Selected excerpt
★ ★ ★ ★ ★ ★ ★

Saad v Southampton University Hospitals NHS Trust: EAT 22 Aug 2018

VICTIMISATION DISCRIMINATION – Other forms of victimisation
Victimisation – section 27(3) Equality Act 2010
In 2011, when facing the likelihood that he would fail the assessment required to qualify as a Consultant Cardiothoracic Surgeon, the Claimant raised a grievance regarding a (race) discriminatory remark alleged to have been made some four years previously. Although the ET held there were no reasonable grounds for his believing the allegation to be true (relevant to the Claimant’s protected disclosure claim), it accepted that he had subjectively believed that it was. In raising this matter as a grievance, however, the ET found that the Claimant had intended this would mean the assessment – which he knew would go badly for him – would be postponed. This, the ET concluded, meant he had not raised the allegation in good faith, as was then a requirement for the purposes of a protected disclosure claim. The ET duly dismissed the Claimant’s whistleblowing complaints in this regard. Turning to the complaint of victimisation, in which the Claimant relied on the same allegation as a protected act for the purposes of section 27 Equality Act 2010, the ET concluded that its earlier findings in respect of the protected disclosure claim also meant the victimisation claim failed. Specifically, it was fatal that it had found that the Claimant’s belief was unreasonable and that he had an ulterior motive, which meant he had not made the allegation in good faith. Those findings, the ET ruled, meant that the Claimant had acted in bad faith for the purposes of subsection 27(3) EqA.
The Claimant appealed, arguing the ET had erred in reading across from its findings in respect of the protected disclosure claim when determining the complaint of victimisation. Moreover, as the ET had found he had subjectively believed the truth of the allegation, it was not made in bad faith, regardless whether he had an ulterior motive.

★ ★ ★ ★ ★ ★ ★

Page layout parsing data
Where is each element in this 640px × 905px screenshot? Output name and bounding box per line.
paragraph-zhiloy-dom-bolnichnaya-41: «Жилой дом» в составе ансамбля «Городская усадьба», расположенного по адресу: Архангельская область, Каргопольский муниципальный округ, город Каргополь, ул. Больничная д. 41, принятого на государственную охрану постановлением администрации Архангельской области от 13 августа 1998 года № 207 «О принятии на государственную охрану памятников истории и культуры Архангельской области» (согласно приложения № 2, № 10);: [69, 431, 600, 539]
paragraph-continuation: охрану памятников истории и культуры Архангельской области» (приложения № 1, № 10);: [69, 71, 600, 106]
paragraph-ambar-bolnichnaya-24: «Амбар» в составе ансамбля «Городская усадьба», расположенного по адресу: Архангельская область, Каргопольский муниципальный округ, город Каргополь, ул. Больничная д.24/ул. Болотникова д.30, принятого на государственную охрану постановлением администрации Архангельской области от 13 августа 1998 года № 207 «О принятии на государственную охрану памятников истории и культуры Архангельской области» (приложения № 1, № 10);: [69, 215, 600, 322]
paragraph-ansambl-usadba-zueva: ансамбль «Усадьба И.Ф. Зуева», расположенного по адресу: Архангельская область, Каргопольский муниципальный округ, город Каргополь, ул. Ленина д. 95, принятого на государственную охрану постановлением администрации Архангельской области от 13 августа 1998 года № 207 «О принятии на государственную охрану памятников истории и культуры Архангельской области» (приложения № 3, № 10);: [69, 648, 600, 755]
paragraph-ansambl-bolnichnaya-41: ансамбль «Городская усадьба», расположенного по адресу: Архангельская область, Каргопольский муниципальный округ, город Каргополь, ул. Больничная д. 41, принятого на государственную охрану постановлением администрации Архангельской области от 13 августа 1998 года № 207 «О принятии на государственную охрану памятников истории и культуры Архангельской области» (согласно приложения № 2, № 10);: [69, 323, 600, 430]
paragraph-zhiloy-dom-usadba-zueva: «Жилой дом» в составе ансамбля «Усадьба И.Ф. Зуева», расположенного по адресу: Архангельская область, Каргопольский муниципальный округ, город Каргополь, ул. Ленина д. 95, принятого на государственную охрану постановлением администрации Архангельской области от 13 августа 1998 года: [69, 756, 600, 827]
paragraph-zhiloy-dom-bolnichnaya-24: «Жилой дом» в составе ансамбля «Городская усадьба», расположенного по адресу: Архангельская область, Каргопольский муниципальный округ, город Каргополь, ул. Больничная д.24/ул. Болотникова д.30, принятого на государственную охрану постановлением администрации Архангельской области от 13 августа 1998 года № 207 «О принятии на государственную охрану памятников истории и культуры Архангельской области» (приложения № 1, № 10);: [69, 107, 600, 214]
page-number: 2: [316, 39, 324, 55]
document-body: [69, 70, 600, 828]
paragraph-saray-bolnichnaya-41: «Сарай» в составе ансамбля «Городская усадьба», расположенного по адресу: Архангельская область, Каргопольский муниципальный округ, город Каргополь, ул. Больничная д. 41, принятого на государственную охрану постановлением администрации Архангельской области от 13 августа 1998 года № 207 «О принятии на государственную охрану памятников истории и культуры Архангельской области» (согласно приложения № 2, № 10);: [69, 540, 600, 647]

★ ★ ★ ★ ★ ★ ★

Tasks and exercises
A) According to the Saad v Southampton case summary, what did the Claimant intend would happen to his assessment when he raised the grievance?
B) From the Saad v Southampton case summary, output the passage starting at "The Claimant appealed, arguing" and ending at "an ulterior motive.".
C) Write the next part of the Saad v Southampton case summary, picking up after its last sentence.

Expected outputs
A) He intended that the assessment would be postponed.

B)
The Claimant appealed, arguing the ET had erred in reading across from its findings in respect of the protected disclosure claim when determining the complaint of victimisation. Moreover, as the ET had found he had subjectively believed the truth of the allegation, it was not made in bad faith, regardless whether he had an ulterior motive.

C)
Held: allowing the appeal
The ET had erred in law in reading across from its finding of absence of good faith for the purposes of the Claimant’s protected disclosure claim to its determination of bad faith under section 27(3) EqA. The two statutory contexts were different and the ET had failed to engage with the specific questions raised by subsection 27(3) EqA. It had made no express finding as to whether the allegation was false (although that was probably implicit) and, more significantly, it had failed to tackle the specific question raised by the bad faith requirement under subsection 27(3) which, absent other context, had a core meaning of dishonesty (observations of Auld LJ at paragraph 41 Street v Derbyshire Unemployed Workers’ Centre [2005] ICR 97 CA, applied). Motivation could be part of the relevant context but, in determining bad faith for the purposes of subsection 27(3) EqA, the primary focus was the question of the employee’s honesty.
Although the assessment of bad faith was for the ET, in the present case the finding that the Claimant subjectively believed the allegation to be true was sufficient to counter the suggestion that he had acted in bad faith. On the ET’s other findings, that meant the claim of victimisation in this regard must be upheld.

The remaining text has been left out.